Entries shown

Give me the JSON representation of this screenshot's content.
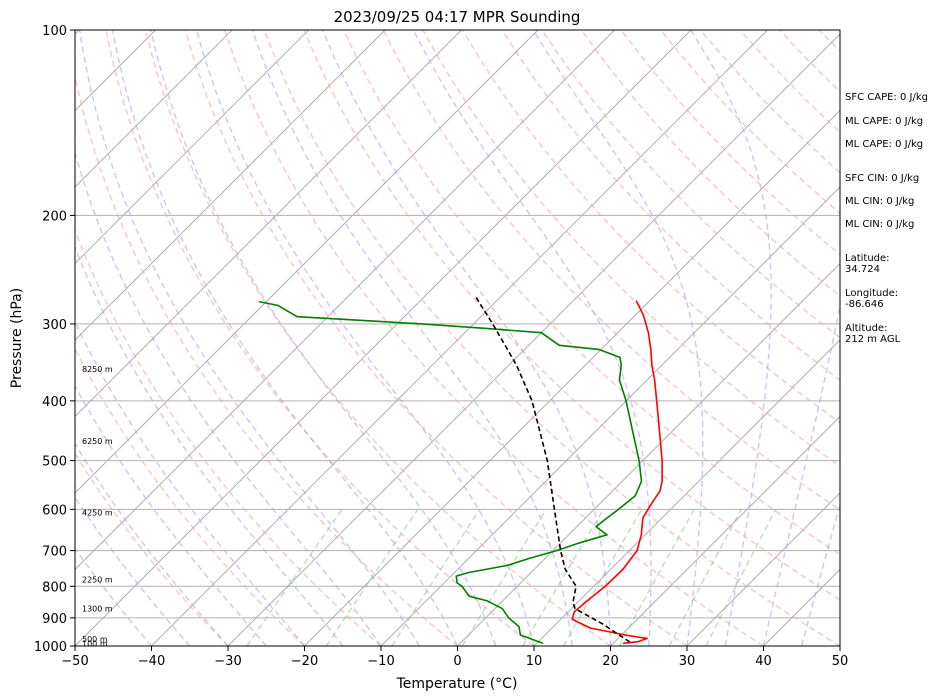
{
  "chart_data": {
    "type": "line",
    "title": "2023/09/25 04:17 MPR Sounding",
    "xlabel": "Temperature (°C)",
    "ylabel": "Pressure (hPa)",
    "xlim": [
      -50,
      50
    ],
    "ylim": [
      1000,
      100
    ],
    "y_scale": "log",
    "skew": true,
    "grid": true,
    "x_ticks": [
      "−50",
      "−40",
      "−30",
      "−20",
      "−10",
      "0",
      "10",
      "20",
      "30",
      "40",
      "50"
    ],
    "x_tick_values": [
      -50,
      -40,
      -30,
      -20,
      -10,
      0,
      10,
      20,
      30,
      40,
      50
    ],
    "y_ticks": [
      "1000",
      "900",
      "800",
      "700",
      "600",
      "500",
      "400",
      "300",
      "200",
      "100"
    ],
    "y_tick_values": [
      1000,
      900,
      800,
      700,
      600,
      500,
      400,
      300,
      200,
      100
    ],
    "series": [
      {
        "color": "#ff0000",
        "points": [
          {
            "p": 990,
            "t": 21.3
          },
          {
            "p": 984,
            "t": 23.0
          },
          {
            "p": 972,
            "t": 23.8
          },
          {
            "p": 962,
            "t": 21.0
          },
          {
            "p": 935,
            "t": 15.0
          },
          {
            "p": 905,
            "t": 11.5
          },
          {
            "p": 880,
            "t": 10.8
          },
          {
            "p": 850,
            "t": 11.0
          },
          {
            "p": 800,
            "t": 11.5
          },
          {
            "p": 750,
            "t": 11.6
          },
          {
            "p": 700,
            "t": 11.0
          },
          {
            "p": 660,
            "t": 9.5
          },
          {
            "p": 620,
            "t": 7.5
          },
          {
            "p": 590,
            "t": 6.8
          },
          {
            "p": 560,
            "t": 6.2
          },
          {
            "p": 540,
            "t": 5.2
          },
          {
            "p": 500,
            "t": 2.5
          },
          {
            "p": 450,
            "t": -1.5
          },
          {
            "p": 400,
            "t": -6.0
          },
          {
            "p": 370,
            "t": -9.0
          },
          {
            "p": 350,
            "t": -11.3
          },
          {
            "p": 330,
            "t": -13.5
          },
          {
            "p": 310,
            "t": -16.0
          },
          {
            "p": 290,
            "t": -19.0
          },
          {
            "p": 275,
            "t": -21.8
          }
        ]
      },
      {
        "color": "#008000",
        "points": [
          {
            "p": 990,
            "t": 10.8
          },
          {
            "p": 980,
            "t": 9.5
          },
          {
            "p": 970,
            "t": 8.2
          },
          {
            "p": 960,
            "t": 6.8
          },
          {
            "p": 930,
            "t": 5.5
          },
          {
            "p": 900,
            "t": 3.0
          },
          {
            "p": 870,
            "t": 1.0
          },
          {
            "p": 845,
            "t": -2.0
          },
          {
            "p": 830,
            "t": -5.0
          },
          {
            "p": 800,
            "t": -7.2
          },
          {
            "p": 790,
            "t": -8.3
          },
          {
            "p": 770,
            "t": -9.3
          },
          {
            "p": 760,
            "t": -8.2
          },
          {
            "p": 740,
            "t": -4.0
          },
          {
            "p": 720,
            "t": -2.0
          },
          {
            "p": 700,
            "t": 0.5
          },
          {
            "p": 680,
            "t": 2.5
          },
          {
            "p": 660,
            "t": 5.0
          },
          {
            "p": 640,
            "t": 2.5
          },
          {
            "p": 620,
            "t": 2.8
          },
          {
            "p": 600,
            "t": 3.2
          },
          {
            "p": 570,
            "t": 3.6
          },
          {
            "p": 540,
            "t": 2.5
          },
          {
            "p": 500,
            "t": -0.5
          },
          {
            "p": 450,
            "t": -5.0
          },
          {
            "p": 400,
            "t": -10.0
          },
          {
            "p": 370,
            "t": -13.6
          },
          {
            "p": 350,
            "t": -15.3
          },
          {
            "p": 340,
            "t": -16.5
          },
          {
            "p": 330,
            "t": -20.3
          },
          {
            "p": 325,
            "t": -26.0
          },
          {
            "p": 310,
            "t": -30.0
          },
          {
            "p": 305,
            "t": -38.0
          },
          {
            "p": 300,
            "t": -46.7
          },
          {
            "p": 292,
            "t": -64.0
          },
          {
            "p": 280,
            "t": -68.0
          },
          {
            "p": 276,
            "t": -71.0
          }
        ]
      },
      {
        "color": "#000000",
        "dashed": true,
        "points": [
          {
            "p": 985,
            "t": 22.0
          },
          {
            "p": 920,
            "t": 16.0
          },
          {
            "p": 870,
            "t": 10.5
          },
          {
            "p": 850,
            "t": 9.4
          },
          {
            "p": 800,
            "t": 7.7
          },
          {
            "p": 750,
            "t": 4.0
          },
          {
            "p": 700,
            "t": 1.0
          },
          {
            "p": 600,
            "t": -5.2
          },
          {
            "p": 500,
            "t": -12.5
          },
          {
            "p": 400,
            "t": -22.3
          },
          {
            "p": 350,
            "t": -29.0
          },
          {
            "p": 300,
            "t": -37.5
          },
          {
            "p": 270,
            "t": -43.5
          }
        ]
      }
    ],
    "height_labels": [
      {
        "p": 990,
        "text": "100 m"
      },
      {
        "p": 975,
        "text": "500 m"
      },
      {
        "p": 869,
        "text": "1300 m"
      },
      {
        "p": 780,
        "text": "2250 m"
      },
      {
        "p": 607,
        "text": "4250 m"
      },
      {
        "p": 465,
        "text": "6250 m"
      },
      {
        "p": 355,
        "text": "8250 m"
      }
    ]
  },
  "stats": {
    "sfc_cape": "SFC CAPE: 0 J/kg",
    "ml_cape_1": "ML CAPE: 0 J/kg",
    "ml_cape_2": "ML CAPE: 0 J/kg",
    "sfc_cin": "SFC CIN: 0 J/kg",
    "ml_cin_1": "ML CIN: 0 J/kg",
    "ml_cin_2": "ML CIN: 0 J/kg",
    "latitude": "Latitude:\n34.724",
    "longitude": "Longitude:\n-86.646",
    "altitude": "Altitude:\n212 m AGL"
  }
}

What this task involves
Scan the material above. Copy each line that holds the word "CAPE".

Exercise answer
    "sfc_cape": "SFC CAPE: 0 J/kg",
    "ml_cape_1": "ML CAPE: 0 J/kg",
    "ml_cape_2": "ML CAPE: 0 J/kg",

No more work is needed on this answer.